__MATERIAL FOR THIS EXERCISE__:
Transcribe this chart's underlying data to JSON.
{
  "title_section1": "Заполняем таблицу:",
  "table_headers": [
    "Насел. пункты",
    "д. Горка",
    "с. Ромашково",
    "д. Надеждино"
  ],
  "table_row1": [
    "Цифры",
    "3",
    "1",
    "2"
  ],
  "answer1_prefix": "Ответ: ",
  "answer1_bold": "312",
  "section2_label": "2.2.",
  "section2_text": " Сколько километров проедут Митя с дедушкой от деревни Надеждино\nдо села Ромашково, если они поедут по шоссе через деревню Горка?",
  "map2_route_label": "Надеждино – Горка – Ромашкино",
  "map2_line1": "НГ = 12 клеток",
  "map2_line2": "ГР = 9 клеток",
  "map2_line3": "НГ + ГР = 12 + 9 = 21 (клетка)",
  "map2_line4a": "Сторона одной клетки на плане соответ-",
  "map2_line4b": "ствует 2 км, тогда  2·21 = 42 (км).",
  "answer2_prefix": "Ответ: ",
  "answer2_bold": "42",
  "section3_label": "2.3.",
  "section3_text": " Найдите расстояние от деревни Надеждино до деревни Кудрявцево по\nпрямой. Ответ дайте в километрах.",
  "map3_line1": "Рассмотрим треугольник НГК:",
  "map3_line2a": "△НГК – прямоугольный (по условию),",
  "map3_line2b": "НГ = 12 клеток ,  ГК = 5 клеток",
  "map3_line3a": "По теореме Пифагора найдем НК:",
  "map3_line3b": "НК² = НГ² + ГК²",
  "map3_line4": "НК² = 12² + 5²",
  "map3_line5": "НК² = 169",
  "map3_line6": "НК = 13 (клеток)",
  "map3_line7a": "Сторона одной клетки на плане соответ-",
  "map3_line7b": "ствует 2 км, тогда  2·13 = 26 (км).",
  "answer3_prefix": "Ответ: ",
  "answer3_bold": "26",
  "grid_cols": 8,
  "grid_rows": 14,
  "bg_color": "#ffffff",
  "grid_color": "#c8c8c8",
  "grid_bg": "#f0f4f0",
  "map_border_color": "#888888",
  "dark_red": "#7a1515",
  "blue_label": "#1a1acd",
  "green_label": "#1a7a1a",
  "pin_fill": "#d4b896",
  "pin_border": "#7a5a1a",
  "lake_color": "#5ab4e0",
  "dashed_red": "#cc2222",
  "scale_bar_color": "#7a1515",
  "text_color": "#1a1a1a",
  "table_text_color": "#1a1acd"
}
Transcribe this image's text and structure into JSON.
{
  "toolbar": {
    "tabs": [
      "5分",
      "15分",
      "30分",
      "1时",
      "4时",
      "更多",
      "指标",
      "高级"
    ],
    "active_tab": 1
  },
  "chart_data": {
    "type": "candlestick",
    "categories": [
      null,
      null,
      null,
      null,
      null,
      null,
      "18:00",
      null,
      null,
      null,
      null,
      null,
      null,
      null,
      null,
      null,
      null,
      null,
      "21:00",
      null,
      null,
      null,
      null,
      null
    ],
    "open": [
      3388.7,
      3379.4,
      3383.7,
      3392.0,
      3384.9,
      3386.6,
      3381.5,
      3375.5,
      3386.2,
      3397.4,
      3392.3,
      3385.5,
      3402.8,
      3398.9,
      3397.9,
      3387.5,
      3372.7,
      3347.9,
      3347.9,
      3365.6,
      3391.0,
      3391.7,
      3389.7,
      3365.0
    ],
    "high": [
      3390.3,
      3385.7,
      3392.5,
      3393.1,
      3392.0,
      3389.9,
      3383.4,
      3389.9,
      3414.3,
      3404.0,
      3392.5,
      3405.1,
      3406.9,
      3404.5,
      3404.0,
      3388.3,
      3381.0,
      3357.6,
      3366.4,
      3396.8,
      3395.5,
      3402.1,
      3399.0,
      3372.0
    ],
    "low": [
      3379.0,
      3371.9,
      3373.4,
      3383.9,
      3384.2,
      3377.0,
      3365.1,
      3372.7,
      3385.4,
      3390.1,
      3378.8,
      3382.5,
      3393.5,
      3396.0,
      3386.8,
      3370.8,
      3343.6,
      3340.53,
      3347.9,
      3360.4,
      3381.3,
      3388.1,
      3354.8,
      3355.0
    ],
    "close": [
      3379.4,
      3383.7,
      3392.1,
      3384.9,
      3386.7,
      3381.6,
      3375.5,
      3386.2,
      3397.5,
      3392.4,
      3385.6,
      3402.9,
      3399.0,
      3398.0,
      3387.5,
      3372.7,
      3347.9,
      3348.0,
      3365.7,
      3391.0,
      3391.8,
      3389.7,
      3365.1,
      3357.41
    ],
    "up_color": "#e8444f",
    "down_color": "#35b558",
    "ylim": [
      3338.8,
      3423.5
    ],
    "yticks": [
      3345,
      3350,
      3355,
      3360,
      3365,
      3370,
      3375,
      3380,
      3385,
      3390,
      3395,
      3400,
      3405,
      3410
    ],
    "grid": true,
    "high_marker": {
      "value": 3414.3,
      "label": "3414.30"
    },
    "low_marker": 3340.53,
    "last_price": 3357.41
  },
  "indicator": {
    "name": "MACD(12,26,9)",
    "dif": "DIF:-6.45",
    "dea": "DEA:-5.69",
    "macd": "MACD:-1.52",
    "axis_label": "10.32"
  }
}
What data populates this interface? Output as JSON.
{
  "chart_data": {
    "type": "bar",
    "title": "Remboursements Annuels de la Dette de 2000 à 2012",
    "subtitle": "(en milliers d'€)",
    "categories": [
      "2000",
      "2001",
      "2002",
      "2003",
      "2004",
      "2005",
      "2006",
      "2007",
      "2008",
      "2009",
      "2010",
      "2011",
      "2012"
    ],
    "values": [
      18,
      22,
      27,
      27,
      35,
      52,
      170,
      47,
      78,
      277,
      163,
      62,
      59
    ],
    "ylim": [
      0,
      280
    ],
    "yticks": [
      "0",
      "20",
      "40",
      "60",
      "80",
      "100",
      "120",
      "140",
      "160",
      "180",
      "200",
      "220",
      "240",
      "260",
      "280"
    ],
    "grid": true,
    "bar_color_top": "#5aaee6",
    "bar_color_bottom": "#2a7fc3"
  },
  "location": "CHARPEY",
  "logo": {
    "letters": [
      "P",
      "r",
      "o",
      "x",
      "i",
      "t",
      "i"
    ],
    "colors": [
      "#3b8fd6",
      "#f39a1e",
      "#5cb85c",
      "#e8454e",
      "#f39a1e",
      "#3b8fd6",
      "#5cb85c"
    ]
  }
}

__OBJECTIVE__: Repeat the data exactly. Leave nothing out.

__FULL ANSWER__:
Transcribe this chart's underlying data to JSON.
{
  "title_section1": "Заполняем таблицу:",
  "table_headers": [
    "Насел. пункты",
    "д. Горка",
    "с. Ромашково",
    "д. Надеждино"
  ],
  "table_row1": [
    "Цифры",
    "3",
    "1",
    "2"
  ],
  "answer1_prefix": "Ответ: ",
  "answer1_bold": "312",
  "section2_label": "2.2.",
  "section2_text": " Сколько километров проедут Митя с дедушкой от деревни Надеждино\nдо села Ромашково, если они поедут по шоссе через деревню Горка?",
  "map2_route_label": "Надеждино – Горка – Ромашкино",
  "map2_line1": "НГ = 12 клеток",
  "map2_line2": "ГР = 9 клеток",
  "map2_line3": "НГ + ГР = 12 + 9 = 21 (клетка)",
  "map2_line4a": "Сторона одной клетки на плане соответ-",
  "map2_line4b": "ствует 2 км, тогда  2·21 = 42 (км).",
  "answer2_prefix": "Ответ: ",
  "answer2_bold": "42",
  "section3_label": "2.3.",
  "section3_text": " Найдите расстояние от деревни Надеждино до деревни Кудрявцево по\nпрямой. Ответ дайте в километрах.",
  "map3_line1": "Рассмотрим треугольник НГК:",
  "map3_line2a": "△НГК – прямоугольный (по условию),",
  "map3_line2b": "НГ = 12 клеток ,  ГК = 5 клеток",
  "map3_line3a": "По теореме Пифагора найдем НК:",
  "map3_line3b": "НК² = НГ² + ГК²",
  "map3_line4": "НК² = 12² + 5²",
  "map3_line5": "НК² = 169",
  "map3_line6": "НК = 13 (клеток)",
  "map3_line7a": "Сторона одной клетки на плане соответ-",
  "map3_line7b": "ствует 2 км, тогда  2·13 = 26 (км).",
  "answer3_prefix": "Ответ: ",
  "answer3_bold": "26",
  "grid_cols": 8,
  "grid_rows": 14,
  "bg_color": "#ffffff",
  "grid_color": "#c8c8c8",
  "grid_bg": "#f0f4f0",
  "map_border_color": "#888888",
  "dark_red": "#7a1515",
  "blue_label": "#1a1acd",
  "green_label": "#1a7a1a",
  "pin_fill": "#d4b896",
  "pin_border": "#7a5a1a",
  "lake_color": "#5ab4e0",
  "dashed_red": "#cc2222",
  "scale_bar_color": "#7a1515",
  "text_color": "#1a1a1a",
  "table_text_color": "#1a1acd"
}
Transcribe this image's text and structure into JSON.
{
  "toolbar": {
    "tabs": [
      "5分",
      "15分",
      "30分",
      "1时",
      "4时",
      "更多",
      "指标",
      "高级"
    ],
    "active_tab": 1
  },
  "chart_data": {
    "type": "candlestick",
    "categories": [
      null,
      null,
      null,
      null,
      null,
      null,
      "18:00",
      null,
      null,
      null,
      null,
      null,
      null,
      null,
      null,
      null,
      null,
      null,
      "21:00",
      null,
      null,
      null,
      null,
      null
    ],
    "open": [
      3388.7,
      3379.4,
      3383.7,
      3392.0,
      3384.9,
      3386.6,
      3381.5,
      3375.5,
      3386.2,
      3397.4,
      3392.3,
      3385.5,
      3402.8,
      3398.9,
      3397.9,
      3387.5,
      3372.7,
      3347.9,
      3347.9,
      3365.6,
      3391.0,
      3391.7,
      3389.7,
      3365.0
    ],
    "high": [
      3390.3,
      3385.7,
      3392.5,
      3393.1,
      3392.0,
      3389.9,
      3383.4,
      3389.9,
      3414.3,
      3404.0,
      3392.5,
      3405.1,
      3406.9,
      3404.5,
      3404.0,
      3388.3,
      3381.0,
      3357.6,
      3366.4,
      3396.8,
      3395.5,
      3402.1,
      3399.0,
      3372.0
    ],
    "low": [
      3379.0,
      3371.9,
      3373.4,
      3383.9,
      3384.2,
      3377.0,
      3365.1,
      3372.7,
      3385.4,
      3390.1,
      3378.8,
      3382.5,
      3393.5,
      3396.0,
      3386.8,
      3370.8,
      3343.6,
      3340.53,
      3347.9,
      3360.4,
      3381.3,
      3388.1,
      3354.8,
      3355.0
    ],
    "close": [
      3379.4,
      3383.7,
      3392.1,
      3384.9,
      3386.7,
      3381.6,
      3375.5,
      3386.2,
      3397.5,
      3392.4,
      3385.6,
      3402.9,
      3399.0,
      3398.0,
      3387.5,
      3372.7,
      3347.9,
      3348.0,
      3365.7,
      3391.0,
      3391.8,
      3389.7,
      3365.1,
      3357.41
    ],
    "up_color": "#e8444f",
    "down_color": "#35b558",
    "ylim": [
      3338.8,
      3423.5
    ],
    "yticks": [
      3345,
      3350,
      3355,
      3360,
      3365,
      3370,
      3375,
      3380,
      3385,
      3390,
      3395,
      3400,
      3405,
      3410
    ],
    "grid": true,
    "high_marker": {
      "value": 3414.3,
      "label": "3414.30"
    },
    "low_marker": 3340.53,
    "last_price": 3357.41
  },
  "indicator": {
    "name": "MACD(12,26,9)",
    "dif": "DIF:-6.45",
    "dea": "DEA:-5.69",
    "macd": "MACD:-1.52",
    "axis_label": "10.32"
  }
}
What data populates this interface? Output as JSON.
{
  "chart_data": {
    "type": "bar",
    "title": "Remboursements Annuels de la Dette de 2000 à 2012",
    "subtitle": "(en milliers d'€)",
    "categories": [
      "2000",
      "2001",
      "2002",
      "2003",
      "2004",
      "2005",
      "2006",
      "2007",
      "2008",
      "2009",
      "2010",
      "2011",
      "2012"
    ],
    "values": [
      18,
      22,
      27,
      27,
      35,
      52,
      170,
      47,
      78,
      277,
      163,
      62,
      59
    ],
    "ylim": [
      0,
      280
    ],
    "yticks": [
      "0",
      "20",
      "40",
      "60",
      "80",
      "100",
      "120",
      "140",
      "160",
      "180",
      "200",
      "220",
      "240",
      "260",
      "280"
    ],
    "grid": true,
    "bar_color_top": "#5aaee6",
    "bar_color_bottom": "#2a7fc3"
  },
  "location": "CHARPEY",
  "logo": {
    "letters": [
      "P",
      "r",
      "o",
      "x",
      "i",
      "t",
      "i"
    ],
    "colors": [
      "#3b8fd6",
      "#f39a1e",
      "#5cb85c",
      "#e8454e",
      "#f39a1e",
      "#3b8fd6",
      "#5cb85c"
    ]
  }
}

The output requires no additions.